▸ TASK
Pick out every row below that contains the string "item" and copy each one in full. Case counts.

[Source records]
[start]
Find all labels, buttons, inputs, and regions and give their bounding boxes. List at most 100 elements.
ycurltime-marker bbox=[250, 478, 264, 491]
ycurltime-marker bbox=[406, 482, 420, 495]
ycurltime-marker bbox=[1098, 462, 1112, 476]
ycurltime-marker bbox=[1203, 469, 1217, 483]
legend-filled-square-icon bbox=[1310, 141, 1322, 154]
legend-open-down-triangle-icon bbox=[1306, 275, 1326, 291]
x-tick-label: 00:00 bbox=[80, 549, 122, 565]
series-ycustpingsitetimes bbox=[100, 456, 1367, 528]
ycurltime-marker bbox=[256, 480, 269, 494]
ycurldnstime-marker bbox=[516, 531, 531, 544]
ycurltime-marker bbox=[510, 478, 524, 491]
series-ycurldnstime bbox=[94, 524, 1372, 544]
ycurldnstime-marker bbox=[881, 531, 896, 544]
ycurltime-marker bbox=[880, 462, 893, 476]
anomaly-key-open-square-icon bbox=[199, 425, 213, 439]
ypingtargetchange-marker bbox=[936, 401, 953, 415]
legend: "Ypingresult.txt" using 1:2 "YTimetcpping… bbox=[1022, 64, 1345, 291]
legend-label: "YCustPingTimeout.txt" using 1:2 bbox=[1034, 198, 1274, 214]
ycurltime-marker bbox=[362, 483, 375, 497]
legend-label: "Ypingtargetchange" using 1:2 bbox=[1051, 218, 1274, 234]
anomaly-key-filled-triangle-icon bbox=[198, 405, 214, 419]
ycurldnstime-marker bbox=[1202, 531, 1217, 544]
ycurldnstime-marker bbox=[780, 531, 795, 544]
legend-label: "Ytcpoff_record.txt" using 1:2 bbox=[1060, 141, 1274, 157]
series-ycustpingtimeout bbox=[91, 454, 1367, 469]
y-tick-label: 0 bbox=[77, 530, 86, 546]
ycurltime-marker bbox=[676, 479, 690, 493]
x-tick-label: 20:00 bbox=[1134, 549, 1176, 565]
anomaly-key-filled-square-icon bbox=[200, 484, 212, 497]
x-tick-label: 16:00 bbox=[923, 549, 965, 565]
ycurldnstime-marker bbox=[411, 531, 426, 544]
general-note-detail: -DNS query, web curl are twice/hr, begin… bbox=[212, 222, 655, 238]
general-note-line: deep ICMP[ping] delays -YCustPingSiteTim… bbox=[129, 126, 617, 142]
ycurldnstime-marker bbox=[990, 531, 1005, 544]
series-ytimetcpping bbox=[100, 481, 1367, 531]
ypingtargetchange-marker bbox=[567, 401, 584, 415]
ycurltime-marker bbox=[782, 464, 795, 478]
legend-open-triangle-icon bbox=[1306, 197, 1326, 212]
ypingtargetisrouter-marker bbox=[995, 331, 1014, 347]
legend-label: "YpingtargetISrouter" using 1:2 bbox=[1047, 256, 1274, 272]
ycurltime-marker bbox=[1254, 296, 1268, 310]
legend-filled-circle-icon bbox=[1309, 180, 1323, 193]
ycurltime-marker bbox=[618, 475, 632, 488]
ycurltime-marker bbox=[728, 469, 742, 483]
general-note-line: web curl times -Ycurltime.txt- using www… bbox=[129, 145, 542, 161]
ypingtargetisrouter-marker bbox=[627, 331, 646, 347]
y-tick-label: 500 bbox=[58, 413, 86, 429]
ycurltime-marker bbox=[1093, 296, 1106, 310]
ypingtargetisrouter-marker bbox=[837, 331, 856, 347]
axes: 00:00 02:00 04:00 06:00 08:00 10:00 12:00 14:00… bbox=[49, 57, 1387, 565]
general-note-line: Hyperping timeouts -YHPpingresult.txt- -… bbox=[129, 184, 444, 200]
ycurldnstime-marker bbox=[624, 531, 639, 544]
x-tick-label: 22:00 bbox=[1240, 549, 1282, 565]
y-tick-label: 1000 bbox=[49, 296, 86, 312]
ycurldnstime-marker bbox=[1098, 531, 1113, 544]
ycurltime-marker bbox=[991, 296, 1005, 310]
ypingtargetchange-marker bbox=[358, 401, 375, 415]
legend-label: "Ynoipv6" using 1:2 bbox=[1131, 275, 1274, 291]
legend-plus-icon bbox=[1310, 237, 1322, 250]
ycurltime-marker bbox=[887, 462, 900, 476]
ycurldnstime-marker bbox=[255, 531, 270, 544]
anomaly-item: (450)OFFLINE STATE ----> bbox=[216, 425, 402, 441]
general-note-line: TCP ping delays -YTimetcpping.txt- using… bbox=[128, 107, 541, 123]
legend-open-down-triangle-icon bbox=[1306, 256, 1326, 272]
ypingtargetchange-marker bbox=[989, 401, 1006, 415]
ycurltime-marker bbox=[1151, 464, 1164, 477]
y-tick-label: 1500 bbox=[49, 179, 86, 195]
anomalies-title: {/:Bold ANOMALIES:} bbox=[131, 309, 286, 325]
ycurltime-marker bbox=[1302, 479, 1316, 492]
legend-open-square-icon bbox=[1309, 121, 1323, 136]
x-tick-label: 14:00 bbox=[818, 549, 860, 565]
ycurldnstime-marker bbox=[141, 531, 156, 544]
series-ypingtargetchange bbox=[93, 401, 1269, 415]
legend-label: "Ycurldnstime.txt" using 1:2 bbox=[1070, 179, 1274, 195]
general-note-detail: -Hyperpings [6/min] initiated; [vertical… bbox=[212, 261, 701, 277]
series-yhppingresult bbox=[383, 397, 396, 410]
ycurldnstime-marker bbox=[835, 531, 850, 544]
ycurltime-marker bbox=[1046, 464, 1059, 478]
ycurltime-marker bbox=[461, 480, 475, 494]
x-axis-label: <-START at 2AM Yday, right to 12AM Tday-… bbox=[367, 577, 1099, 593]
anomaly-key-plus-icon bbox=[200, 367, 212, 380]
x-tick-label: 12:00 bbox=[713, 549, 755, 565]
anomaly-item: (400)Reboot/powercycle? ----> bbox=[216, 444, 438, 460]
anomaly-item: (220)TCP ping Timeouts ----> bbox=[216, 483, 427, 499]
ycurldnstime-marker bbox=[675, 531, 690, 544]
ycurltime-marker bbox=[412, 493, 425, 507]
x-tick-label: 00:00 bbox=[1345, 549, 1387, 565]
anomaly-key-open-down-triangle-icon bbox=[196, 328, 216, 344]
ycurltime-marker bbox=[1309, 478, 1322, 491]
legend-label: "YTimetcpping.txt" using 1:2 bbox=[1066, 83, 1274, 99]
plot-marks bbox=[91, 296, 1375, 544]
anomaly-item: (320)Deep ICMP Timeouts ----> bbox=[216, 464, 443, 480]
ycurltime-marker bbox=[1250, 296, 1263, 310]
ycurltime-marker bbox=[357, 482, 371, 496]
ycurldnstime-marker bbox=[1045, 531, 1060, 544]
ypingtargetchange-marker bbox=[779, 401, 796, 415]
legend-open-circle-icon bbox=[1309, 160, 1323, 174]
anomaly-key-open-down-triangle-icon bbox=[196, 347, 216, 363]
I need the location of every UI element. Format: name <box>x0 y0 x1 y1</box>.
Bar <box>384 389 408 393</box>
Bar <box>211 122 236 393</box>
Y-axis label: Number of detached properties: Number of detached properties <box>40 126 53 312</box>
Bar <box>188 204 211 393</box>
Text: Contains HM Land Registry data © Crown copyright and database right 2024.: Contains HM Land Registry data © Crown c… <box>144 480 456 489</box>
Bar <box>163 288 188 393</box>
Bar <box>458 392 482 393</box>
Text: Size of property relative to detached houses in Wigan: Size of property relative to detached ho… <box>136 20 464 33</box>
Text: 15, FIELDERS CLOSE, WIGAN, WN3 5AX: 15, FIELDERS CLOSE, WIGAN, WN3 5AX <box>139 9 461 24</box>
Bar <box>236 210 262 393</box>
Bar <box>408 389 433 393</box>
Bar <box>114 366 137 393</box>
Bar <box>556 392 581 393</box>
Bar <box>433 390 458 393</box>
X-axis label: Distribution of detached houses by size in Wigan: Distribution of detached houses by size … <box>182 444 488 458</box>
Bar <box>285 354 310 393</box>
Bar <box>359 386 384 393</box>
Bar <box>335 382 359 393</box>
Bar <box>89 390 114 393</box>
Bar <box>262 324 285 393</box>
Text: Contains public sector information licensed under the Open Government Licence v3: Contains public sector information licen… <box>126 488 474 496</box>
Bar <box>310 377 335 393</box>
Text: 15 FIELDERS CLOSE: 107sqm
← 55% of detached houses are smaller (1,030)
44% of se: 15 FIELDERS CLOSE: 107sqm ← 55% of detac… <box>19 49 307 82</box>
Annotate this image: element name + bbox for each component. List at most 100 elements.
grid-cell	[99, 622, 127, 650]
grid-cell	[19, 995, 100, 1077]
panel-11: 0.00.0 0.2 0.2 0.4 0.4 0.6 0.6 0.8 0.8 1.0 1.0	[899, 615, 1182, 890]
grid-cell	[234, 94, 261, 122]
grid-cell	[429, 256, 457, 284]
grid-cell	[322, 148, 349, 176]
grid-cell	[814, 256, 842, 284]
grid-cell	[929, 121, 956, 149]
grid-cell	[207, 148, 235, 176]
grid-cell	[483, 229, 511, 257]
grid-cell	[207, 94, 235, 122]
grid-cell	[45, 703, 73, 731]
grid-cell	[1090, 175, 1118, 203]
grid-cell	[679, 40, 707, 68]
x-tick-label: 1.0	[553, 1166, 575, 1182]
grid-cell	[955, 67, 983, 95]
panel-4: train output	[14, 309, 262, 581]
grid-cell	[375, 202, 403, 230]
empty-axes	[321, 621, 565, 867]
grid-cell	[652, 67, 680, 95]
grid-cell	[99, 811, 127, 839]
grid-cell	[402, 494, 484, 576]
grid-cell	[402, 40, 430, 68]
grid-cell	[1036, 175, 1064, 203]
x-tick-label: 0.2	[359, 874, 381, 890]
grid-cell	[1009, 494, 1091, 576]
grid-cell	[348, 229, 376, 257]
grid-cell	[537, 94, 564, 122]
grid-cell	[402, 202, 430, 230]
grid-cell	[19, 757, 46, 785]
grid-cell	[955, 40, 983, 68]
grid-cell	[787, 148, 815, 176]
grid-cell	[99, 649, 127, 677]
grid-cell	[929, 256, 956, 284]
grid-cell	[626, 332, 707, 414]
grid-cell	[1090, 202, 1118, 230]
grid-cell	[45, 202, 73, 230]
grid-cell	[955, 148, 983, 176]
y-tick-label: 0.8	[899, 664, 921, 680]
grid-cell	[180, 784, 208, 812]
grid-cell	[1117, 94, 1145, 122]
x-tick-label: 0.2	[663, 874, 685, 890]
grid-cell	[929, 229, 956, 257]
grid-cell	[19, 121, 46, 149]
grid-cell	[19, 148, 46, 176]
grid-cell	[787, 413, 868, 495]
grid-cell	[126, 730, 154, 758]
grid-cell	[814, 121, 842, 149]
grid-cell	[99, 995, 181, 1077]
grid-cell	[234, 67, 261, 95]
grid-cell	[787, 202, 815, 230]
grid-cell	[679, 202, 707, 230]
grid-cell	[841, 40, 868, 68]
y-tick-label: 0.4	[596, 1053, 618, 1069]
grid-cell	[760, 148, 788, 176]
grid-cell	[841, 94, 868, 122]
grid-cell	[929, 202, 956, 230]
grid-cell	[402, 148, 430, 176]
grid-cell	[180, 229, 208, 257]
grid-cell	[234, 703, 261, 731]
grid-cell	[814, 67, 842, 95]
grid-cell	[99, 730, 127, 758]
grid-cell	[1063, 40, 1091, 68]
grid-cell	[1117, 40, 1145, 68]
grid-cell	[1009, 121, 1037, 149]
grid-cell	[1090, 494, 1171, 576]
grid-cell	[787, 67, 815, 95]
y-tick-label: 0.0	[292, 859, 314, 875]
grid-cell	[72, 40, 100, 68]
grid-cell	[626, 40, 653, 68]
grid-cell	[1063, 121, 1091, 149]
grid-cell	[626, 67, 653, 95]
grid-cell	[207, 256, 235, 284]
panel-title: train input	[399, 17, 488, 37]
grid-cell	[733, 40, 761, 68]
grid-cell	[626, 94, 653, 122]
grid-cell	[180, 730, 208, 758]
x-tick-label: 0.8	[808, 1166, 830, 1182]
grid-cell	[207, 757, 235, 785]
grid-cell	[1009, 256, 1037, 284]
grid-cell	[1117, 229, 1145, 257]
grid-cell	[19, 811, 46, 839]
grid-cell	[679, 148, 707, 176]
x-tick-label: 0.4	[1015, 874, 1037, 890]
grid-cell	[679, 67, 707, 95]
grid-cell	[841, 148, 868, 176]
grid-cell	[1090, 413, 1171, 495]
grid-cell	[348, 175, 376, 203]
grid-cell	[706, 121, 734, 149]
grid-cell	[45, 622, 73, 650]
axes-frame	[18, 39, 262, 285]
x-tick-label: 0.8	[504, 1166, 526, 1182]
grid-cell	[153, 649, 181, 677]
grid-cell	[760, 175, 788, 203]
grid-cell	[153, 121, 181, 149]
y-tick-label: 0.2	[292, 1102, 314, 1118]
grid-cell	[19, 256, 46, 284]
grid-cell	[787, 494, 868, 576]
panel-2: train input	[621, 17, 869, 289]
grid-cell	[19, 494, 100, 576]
[end]
▸ RESPONSE TO THE TASK
anomaly-item: (450)OFFLINE STATE ----> bbox=[216, 425, 402, 441]
anomaly-item: (400)Reboot/powercycle? ----> bbox=[216, 444, 438, 460]
anomaly-item: (220)TCP ping Timeouts ----> bbox=[216, 483, 427, 499]
anomaly-item: (320)Deep ICMP Timeouts ----> bbox=[216, 464, 443, 480]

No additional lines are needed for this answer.